=== The task ===
Gather from the listing below each line that includes the word "with", and copy it.

---

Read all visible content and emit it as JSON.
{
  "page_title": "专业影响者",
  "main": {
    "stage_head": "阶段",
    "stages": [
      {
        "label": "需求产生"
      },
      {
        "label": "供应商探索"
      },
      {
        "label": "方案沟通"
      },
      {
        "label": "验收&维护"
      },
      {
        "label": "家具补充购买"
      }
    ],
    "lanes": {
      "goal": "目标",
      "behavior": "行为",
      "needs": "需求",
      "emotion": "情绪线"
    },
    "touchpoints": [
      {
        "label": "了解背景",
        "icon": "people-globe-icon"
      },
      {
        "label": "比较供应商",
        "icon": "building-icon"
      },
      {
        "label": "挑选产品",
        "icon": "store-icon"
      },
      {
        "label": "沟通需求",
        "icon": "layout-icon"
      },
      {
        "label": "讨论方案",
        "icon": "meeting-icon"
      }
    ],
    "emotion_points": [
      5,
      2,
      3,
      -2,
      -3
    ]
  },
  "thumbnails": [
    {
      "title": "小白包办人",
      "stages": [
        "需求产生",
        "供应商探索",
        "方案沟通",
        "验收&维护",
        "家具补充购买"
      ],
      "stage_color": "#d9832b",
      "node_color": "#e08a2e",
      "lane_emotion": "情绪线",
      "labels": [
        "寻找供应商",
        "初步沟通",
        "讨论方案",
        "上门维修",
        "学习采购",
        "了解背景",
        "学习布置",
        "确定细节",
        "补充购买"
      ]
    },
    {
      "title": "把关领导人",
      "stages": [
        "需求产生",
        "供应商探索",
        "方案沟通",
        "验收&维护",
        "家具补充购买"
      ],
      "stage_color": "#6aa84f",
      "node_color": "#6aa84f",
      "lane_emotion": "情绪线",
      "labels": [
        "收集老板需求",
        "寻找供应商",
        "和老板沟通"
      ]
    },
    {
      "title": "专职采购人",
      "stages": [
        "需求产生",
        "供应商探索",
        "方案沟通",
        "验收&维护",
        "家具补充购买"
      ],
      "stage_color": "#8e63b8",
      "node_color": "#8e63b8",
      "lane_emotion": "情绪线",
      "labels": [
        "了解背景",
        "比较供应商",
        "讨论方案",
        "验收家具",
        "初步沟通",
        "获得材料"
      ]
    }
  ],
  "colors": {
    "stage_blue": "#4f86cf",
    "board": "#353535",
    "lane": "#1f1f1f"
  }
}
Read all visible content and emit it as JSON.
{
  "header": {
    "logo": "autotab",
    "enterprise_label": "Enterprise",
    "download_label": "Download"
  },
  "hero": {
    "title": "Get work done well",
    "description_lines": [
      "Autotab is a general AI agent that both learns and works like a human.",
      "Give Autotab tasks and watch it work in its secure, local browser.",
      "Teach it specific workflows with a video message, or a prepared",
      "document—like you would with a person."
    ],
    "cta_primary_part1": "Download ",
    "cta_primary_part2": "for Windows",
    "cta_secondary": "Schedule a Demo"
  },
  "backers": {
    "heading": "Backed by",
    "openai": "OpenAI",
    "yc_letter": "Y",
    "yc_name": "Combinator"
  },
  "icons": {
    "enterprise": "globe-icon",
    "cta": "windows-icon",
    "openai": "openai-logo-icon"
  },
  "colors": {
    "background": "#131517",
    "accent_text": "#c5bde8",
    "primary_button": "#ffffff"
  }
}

---

=== Output of the task ===
      "Teach it specific workflows with a video message, or a prepared",
      "document—like you would with a person."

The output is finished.